Extracted records:

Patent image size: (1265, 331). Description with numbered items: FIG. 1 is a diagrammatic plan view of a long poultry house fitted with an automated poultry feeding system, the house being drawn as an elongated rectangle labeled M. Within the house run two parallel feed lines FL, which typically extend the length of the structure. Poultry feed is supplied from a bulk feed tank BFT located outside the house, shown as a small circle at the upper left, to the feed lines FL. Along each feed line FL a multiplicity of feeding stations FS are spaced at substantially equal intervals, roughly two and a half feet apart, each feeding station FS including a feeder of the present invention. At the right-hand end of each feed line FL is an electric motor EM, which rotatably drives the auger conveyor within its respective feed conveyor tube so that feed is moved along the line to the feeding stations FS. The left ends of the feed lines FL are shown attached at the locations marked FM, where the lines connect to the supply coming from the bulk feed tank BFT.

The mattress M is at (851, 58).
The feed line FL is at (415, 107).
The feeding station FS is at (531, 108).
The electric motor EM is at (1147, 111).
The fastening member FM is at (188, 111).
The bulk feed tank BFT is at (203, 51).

[STATED EXERCISE]:
Could you print every line of the data above, unchanged?

[EXERCISE ANSWER]:
Patent image size: (1265, 331). Description with numbered items: FIG. 1 is a diagrammatic plan view of a long poultry house fitted with an automated poultry feeding system, the house being drawn as an elongated rectangle labeled M. Within the house run two parallel feed lines FL, which typically extend the length of the structure. Poultry feed is supplied from a bulk feed tank BFT located outside the house, shown as a small circle at the upper left, to the feed lines FL. Along each feed line FL a multiplicity of feeding stations FS are spaced at substantially equal intervals, roughly two and a half feet apart, each feeding station FS including a feeder of the present invention. At the right-hand end of each feed line FL is an electric motor EM, which rotatably drives the auger conveyor within its respective feed conveyor tube so that feed is moved along the line to the feeding stations FS. The left ends of the feed lines FL are shown attached at the locations marked FM, where the lines connect to the supply coming from the bulk feed tank BFT.

The mattress M is at (851, 58).
The feed line FL is at (415, 107).
The feeding station FS is at (531, 108).
The electric motor EM is at (1147, 111).
The fastening member FM is at (188, 111).
The bulk feed tank BFT is at (203, 51).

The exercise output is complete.